## [Goal]
In the text about Ghislaine Maxwell's legal team, rewrite the part starting with "As an assistant" and going on through "against Mr. Guzmán.)", replacing "kingpin" with "boss".

## [Selected text]
+++++
Each day at her trial, Ghislaine Maxwell sits in the courtroom at the corner of two long tables, flanked by her legal team — no fewer than four lawyers, hailing from a range of backgrounds and law firms.

Jeffrey S. Pagliuca and Laura Menninger, two Colorado-based lawyers at the firm Haddon, Morgan and Foreman, have represented Ms. Maxwell for at least five years, including in civil litigation brought by women who accused Jeffrey Epstein, her longtime companion, of sexual abuse.

Christian Everdell, a partner in the New York office of the international law firm Cohen & Gresser, is an alumnus of the U.S. attorney’s office in Manhattan, which is prosecuting Ms. Maxwell. During his decade-long tenure as a federal prosecutor, Mr. Everdell was part of the office’s terrorism and international narcotics unit and its complex frauds team.

As an assistant U.S. attorney, Mr. Everdell contributed to the Justice Department’s investigation of the drug kingpin Joaquín “El Chapo” Guzmán, which led to Mr. Guzmán’s conviction in another district. (Mr. Everdell brought charges against leaders of a Colombian drug trafficking organization that worked closely with Mr. Guzmán’s Sinaloa cartel, a partnership that figured in the case against Mr. Guzmán.)
+++++
## [Data rows]
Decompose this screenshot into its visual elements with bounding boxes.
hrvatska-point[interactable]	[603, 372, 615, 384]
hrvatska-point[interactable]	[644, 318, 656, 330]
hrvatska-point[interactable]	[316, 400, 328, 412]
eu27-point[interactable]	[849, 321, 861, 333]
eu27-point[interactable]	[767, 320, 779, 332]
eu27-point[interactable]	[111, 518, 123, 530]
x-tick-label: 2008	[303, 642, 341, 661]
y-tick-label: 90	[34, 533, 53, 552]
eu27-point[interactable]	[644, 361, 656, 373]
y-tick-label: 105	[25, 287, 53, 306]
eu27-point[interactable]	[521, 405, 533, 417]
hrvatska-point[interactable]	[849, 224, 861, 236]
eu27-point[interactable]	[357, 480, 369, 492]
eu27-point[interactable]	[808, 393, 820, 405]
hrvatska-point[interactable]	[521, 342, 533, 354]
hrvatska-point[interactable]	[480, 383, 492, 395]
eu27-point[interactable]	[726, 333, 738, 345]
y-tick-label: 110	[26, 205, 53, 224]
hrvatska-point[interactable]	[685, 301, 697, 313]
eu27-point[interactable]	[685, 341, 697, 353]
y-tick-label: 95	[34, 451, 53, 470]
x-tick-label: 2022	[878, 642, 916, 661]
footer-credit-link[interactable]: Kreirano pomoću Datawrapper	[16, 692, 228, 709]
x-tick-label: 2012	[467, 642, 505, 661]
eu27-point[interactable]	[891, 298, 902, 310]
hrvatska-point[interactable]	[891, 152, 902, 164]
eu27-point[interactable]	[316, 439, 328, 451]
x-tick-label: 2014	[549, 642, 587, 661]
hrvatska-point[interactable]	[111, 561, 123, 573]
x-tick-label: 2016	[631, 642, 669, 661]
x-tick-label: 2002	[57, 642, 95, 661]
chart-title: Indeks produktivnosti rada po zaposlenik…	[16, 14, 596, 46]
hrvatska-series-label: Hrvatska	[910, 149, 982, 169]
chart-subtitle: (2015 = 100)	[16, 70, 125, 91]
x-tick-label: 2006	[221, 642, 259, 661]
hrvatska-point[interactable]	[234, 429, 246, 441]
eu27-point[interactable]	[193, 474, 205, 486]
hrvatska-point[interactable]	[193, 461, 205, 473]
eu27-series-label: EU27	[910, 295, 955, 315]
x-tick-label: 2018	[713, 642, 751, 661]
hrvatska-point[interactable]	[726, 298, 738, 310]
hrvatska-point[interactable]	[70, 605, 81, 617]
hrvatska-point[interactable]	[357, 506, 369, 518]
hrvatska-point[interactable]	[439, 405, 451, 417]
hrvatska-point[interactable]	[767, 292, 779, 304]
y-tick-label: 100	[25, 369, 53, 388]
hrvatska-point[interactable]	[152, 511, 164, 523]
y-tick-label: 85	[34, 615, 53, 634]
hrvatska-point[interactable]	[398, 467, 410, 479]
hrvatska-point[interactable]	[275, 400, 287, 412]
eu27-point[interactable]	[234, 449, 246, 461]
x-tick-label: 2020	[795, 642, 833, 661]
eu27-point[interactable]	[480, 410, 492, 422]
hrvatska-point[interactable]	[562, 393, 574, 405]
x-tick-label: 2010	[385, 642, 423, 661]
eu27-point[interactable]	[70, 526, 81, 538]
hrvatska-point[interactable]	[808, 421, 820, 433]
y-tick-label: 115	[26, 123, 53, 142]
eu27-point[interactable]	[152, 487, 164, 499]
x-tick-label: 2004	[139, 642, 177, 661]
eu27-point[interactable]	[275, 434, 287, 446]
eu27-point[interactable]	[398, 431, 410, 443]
+++++
## [Exercise response]
As an assistant U.S. attorney, Mr. Everdell contributed to the Justice Department’s investigation of the drug boss Joaquín “El Chapo” Guzmán, which led to Mr. Guzmán’s conviction in another district. (Mr. Everdell brought charges against leaders of a Colombian drug trafficking organization that worked closely with Mr. Guzmán’s Sinaloa cartel, a partnership that figured in the case against Mr. Guzmán.)